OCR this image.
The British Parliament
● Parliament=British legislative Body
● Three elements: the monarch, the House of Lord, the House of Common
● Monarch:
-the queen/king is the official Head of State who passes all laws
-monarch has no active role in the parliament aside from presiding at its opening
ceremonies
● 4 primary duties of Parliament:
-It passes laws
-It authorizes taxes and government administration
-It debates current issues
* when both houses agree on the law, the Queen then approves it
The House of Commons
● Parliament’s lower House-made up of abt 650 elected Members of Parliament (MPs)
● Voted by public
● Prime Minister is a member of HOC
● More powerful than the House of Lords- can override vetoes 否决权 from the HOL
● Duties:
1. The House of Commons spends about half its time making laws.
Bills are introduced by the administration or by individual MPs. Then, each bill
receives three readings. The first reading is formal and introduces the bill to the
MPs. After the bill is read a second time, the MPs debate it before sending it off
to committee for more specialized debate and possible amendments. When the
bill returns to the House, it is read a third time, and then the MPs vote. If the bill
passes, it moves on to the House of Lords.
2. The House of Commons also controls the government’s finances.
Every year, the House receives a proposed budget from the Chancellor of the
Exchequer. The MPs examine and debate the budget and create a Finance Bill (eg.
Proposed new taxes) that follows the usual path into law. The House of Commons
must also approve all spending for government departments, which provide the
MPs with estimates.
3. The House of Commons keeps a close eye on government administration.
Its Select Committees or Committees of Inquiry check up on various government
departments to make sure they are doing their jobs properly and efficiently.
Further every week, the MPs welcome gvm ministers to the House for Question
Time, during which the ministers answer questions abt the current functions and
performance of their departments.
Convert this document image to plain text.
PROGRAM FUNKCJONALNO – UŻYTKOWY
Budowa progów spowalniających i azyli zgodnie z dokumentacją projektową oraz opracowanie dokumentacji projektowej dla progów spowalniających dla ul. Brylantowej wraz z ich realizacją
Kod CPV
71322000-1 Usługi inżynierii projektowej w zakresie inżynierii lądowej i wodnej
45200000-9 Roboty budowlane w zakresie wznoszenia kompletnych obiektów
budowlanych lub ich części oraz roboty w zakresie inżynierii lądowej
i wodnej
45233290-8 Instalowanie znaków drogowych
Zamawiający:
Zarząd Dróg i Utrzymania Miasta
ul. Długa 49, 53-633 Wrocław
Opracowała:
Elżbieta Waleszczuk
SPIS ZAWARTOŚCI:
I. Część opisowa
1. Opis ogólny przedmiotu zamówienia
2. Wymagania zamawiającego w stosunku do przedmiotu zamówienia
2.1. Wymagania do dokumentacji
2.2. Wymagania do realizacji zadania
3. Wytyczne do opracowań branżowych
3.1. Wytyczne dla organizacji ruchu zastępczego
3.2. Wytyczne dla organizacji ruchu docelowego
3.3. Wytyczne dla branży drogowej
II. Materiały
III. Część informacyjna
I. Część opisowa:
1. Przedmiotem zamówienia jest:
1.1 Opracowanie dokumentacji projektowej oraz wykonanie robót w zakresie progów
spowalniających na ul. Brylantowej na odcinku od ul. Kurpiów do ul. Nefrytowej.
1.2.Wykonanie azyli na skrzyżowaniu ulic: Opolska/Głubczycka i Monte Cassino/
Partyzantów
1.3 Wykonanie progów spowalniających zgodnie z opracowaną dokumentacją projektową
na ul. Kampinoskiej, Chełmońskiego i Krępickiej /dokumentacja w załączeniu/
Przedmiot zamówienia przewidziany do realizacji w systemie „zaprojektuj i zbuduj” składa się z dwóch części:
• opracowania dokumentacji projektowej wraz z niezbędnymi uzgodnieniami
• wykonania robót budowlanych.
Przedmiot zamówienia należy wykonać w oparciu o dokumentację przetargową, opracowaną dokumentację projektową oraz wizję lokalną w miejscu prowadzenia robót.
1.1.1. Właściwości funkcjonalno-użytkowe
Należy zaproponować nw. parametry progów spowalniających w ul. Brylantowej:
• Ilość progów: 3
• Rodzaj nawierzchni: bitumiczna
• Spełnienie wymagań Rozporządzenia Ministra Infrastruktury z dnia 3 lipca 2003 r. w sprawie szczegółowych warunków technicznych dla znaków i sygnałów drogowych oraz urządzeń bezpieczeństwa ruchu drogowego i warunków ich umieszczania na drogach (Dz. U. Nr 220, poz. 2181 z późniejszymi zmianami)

- - -

Take every line from the data above that holds "Część" and copy it out.

**Exercise result:**
I. Część opisowa
III. Część informacyjna
I. Część opisowa:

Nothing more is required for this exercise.